§ **Do this**: Could you lay out the lines below, from the line with "77, 402, 110]" to the line with "72, 406, 116]", as a JSON list of strings, one string per line with blank lines skipped and nothing else included?

Layout region records:
╭──
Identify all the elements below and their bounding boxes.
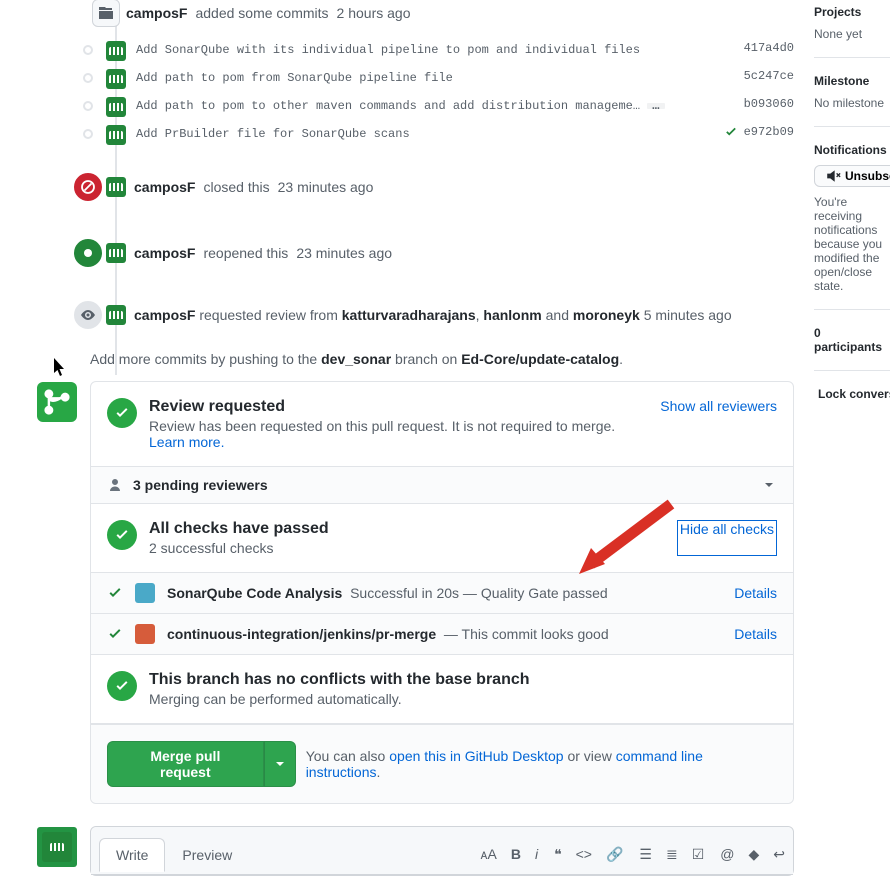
quote-icon[interactable]: ❝: [554, 846, 562, 863]
commit-row: Add path to pom to other maven commands …: [106, 93, 794, 121]
lock-conversation-link[interactable]: Lock conversation: [814, 387, 890, 401]
hide-all-checks-link[interactable]: Hide all checks: [677, 520, 777, 556]
check-icon: [107, 585, 123, 601]
ol-icon[interactable]: ≣: [666, 846, 678, 863]
avatar[interactable]: [106, 125, 126, 145]
commit-row: Add path to pom from SonarQube pipeline …: [106, 65, 794, 93]
check-row: SonarQube Code Analysis Successful in 20…: [91, 573, 793, 614]
mute-icon: [827, 169, 841, 183]
commit-sha[interactable]: b093060: [744, 97, 794, 111]
heading-icon[interactable]: ᴀA: [481, 846, 497, 863]
avatar[interactable]: [106, 97, 126, 117]
sidebar-projects-heading[interactable]: Projects: [814, 5, 890, 19]
pending-reviewers-row[interactable]: 3 pending reviewers: [91, 467, 793, 504]
person-icon: [107, 477, 123, 493]
chevron-down-icon: [761, 477, 777, 493]
checks-section: All checks have passed 2 successful chec…: [91, 504, 793, 573]
check-row: continuous-integration/jenkins/pr-merge …: [91, 614, 793, 655]
unsubscribe-button[interactable]: Unsubscribe: [814, 165, 890, 187]
actor[interactable]: camposF: [126, 5, 187, 21]
avatar[interactable]: [106, 177, 126, 197]
avatar: [37, 827, 77, 867]
markdown-toolbar: ᴀA B i ❝ <> 🔗 ☰ ≣ ☑ @: [481, 846, 785, 863]
commit-row: Add PrBuilder file for SonarQube scans e9…: [106, 121, 794, 149]
timeline-reopened-event: camposF reopened this 23 minutes ago: [106, 237, 794, 269]
sidebar-milestone-heading[interactable]: Milestone: [814, 74, 890, 88]
reopened-icon: [72, 237, 104, 269]
merge-action-row: Merge pull request You can also open thi…: [91, 724, 793, 803]
closed-icon: [72, 171, 104, 203]
timeline-closed-event: camposF closed this 23 minutes ago: [106, 171, 794, 203]
expand-ellipsis[interactable]: …: [647, 103, 664, 109]
commit-message[interactable]: Add path to pom to other maven commands …: [136, 97, 734, 116]
sidebar-participants: 0 participants: [814, 326, 890, 354]
reply-icon[interactable]: ↩: [773, 846, 785, 863]
commit-message[interactable]: Add SonarQube with its individual pipeli…: [136, 41, 734, 60]
comment-composer: Write Preview ᴀA B i ❝ <> 🔗 ☰ ≣: [90, 826, 794, 876]
check-details-link[interactable]: Details: [734, 626, 777, 642]
open-in-desktop-link[interactable]: open this in GitHub Desktop: [389, 748, 563, 764]
repo-push-icon: [92, 0, 120, 27]
commit-row: Add SonarQube with its individual pipeli…: [106, 37, 794, 65]
commit-sha[interactable]: e972b09: [744, 125, 794, 139]
code-icon[interactable]: <>: [576, 846, 592, 863]
avatar[interactable]: [106, 69, 126, 89]
commit-sha[interactable]: 417a4d0: [744, 41, 794, 55]
mouse-cursor: [54, 358, 66, 377]
ul-icon[interactable]: ☰: [639, 846, 652, 863]
task-icon[interactable]: ☑: [692, 846, 705, 863]
tab-write[interactable]: Write: [99, 838, 165, 872]
reference-icon[interactable]: ◆: [748, 846, 759, 863]
avatar[interactable]: [106, 305, 126, 325]
show-all-reviewers-link[interactable]: Show all reviewers: [660, 398, 777, 450]
avatar[interactable]: [106, 41, 126, 61]
app-icon: [135, 583, 155, 603]
git-merge-icon: [37, 382, 77, 422]
merge-status-box: Review requested Review has been request…: [90, 381, 794, 804]
eye-icon: [72, 299, 104, 331]
commit-message[interactable]: Add path to pom from SonarQube pipeline …: [136, 69, 734, 88]
italic-icon[interactable]: i: [535, 846, 538, 863]
check-circle-icon: [107, 671, 137, 701]
bold-icon[interactable]: B: [511, 846, 521, 863]
tab-preview[interactable]: Preview: [165, 838, 249, 872]
learn-more-link[interactable]: Learn more.: [149, 434, 224, 450]
timeline-commits-header: camposF added some commits 2 hours ago: [126, 5, 794, 21]
push-hint: Add more commits by pushing to the dev_s…: [90, 351, 794, 367]
link-icon[interactable]: 🔗: [606, 846, 623, 863]
commit-message[interactable]: Add PrBuilder file for SonarQube scans: [136, 125, 714, 144]
avatar[interactable]: [106, 243, 126, 263]
commit-sha[interactable]: 5c247ce: [744, 69, 794, 83]
sidebar-notifications-heading: Notifications: [814, 143, 890, 157]
check-circle-icon: [107, 398, 137, 428]
check-icon: [724, 125, 738, 139]
review-requested-section: Review requested Review has been request…: [91, 382, 793, 467]
merge-dropdown-button[interactable]: [264, 741, 296, 787]
merge-pull-request-button[interactable]: Merge pull request: [107, 741, 264, 787]
mention-icon[interactable]: @: [720, 846, 734, 863]
no-conflicts-section: This branch has no conflicts with the ba…: [91, 655, 793, 724]
check-details-link[interactable]: Details: [734, 585, 777, 601]
app-icon: [135, 624, 155, 644]
check-circle-icon: [107, 520, 137, 550]
timeline-review-requested-event: camposF requested review from katturvara…: [106, 299, 794, 331]
check-icon: [107, 626, 123, 642]
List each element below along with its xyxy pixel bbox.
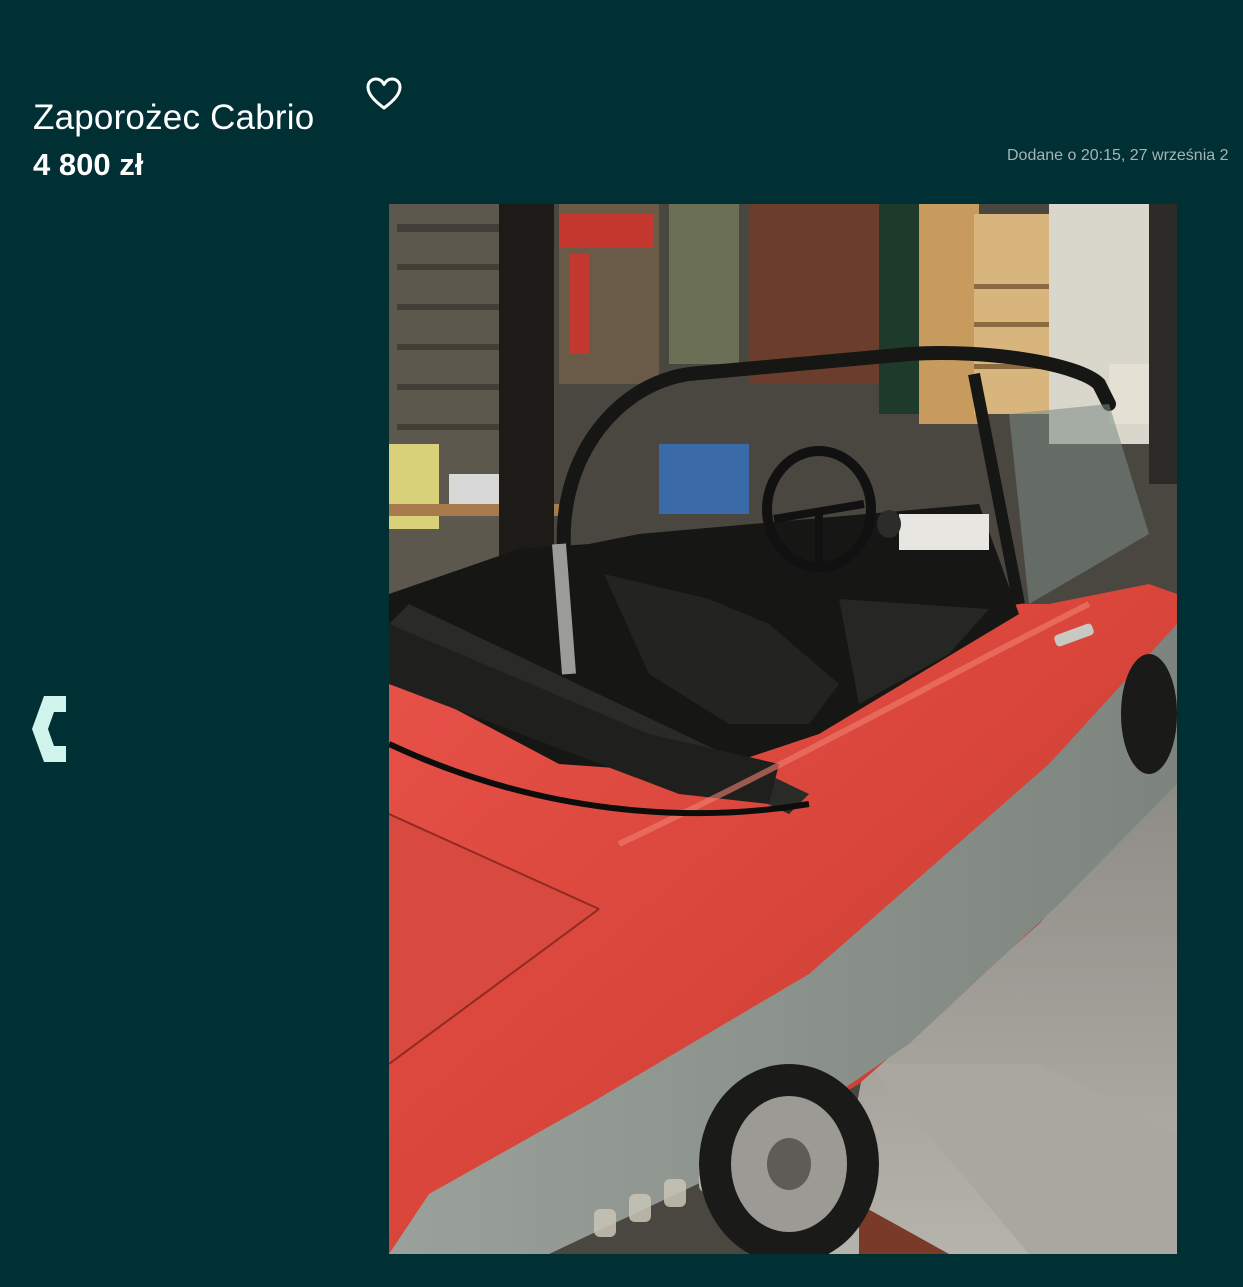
heart-outline-icon	[366, 77, 402, 110]
chevron-left-icon	[32, 696, 66, 762]
listing-title: Zaporożec Cabrio	[33, 98, 315, 138]
listing-photo[interactable]	[389, 204, 1177, 1254]
car-photo-image	[389, 204, 1177, 1254]
favorite-button[interactable]	[362, 72, 406, 116]
listing-price: 4 800 zł	[33, 147, 144, 182]
listing-page: Zaporożec Cabrio 4 800 zł Dodane o 20:15…	[0, 0, 1243, 1287]
gallery-previous-button[interactable]	[30, 694, 70, 764]
posted-date: Dodane o 20:15, 27 września 2	[1007, 147, 1229, 164]
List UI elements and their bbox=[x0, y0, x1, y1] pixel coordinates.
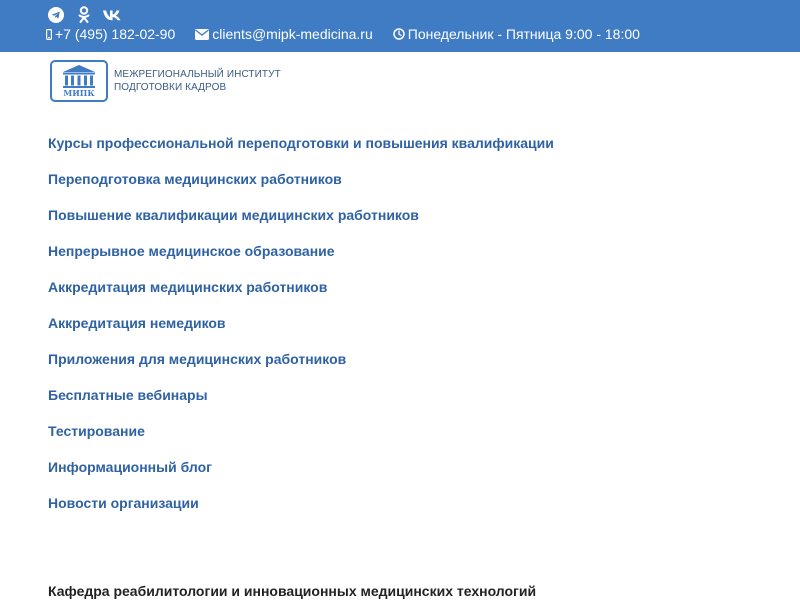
╰──
§ **Correct result**:
[
  "heart-outline-icon\t[366, 77, 402, 110]",
  "chevron-left-icon\t[32, 696, 66, 762]",
  "listing-title: Zaporożec Cabrio\t[33, 98, 315, 138]",
  "listing-photo[interactable]\t[389, 204, 1177, 1254]",
  "car-photo-image\t[389, 204, 1177, 1254]",
  "favorite-button[interactable]\t[362, 72, 406, 116]"
]